>> start Task inputs
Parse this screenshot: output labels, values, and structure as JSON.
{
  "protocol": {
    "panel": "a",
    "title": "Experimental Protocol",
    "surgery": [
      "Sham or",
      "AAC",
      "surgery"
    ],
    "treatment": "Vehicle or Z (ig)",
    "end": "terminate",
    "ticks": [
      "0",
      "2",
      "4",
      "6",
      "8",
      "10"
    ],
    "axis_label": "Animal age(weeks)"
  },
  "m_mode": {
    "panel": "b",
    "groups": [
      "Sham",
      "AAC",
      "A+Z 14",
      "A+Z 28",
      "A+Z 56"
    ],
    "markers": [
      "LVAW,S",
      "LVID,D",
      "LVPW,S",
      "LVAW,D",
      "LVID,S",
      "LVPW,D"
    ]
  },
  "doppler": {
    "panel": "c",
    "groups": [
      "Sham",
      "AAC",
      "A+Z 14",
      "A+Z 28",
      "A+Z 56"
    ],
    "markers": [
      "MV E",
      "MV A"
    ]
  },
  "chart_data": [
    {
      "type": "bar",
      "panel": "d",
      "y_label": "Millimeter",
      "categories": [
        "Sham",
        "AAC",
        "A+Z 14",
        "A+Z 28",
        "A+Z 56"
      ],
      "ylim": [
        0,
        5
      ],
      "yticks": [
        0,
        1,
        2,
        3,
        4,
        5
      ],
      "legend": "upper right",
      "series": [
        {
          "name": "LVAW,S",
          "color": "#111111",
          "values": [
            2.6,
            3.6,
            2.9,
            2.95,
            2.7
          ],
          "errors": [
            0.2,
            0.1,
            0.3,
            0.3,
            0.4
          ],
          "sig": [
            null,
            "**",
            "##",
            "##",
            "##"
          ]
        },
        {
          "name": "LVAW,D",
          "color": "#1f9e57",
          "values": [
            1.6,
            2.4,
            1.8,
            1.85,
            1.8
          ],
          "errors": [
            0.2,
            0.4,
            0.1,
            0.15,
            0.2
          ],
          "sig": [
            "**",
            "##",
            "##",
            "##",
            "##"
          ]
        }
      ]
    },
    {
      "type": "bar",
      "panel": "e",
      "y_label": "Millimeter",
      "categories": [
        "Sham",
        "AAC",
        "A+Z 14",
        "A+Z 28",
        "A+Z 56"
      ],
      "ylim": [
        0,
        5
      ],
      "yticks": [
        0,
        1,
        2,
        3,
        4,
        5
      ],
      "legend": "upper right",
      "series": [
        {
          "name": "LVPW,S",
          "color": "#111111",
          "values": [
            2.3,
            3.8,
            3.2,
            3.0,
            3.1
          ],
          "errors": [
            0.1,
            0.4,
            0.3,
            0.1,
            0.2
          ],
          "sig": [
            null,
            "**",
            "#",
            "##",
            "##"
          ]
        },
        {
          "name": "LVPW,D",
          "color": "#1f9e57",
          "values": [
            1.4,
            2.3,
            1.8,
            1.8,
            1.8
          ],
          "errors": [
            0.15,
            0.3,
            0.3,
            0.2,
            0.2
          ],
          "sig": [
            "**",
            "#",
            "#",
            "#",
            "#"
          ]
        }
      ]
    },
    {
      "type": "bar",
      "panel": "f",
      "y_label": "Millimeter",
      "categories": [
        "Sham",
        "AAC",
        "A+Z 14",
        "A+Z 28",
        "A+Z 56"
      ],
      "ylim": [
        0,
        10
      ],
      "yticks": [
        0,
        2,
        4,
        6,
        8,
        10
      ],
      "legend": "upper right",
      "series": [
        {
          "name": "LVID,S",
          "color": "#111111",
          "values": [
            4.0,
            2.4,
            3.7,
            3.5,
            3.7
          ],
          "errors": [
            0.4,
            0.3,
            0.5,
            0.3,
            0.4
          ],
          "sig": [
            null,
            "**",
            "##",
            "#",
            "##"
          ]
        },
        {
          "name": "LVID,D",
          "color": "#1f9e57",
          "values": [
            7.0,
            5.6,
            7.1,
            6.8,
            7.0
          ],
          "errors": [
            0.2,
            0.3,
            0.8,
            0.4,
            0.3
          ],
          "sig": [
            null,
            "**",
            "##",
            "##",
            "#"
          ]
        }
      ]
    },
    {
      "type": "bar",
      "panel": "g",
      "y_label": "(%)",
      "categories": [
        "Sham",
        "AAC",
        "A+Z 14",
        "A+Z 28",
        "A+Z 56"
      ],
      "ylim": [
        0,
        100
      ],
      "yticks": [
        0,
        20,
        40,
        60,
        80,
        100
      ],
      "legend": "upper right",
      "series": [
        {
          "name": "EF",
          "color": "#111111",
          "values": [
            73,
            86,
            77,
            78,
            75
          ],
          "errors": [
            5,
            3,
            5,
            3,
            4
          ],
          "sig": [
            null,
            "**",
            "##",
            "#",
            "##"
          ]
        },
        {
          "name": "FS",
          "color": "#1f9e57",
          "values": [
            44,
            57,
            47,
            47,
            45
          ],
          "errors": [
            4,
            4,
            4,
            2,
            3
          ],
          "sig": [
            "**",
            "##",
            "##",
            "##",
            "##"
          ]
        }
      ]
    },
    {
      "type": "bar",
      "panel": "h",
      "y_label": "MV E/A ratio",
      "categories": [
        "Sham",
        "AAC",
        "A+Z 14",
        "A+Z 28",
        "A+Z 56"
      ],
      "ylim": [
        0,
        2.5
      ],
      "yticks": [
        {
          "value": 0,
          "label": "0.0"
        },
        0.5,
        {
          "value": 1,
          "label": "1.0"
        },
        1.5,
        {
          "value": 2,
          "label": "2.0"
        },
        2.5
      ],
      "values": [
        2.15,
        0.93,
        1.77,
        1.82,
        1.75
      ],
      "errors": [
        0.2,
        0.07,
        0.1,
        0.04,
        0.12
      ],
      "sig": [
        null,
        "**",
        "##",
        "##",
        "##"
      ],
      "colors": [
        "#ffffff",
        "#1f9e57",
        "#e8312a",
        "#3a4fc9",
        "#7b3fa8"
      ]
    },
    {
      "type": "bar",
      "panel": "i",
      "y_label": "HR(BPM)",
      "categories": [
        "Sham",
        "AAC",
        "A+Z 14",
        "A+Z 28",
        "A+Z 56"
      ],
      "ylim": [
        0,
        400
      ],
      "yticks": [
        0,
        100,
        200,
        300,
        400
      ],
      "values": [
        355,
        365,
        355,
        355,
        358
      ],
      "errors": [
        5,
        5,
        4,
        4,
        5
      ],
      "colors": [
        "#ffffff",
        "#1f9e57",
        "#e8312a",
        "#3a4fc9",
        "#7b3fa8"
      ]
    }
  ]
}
>> end Task inputs
(What needs to be done): Consider the entries above and return each line with the string "name".

(The reply):
          "name": "LVAW,S",
          "name": "LVAW,D",
          "name": "LVPW,S",
          "name": "LVPW,D",
          "name": "LVID,S",
          "name": "LVID,D",
          "name": "EF",
          "name": "FS",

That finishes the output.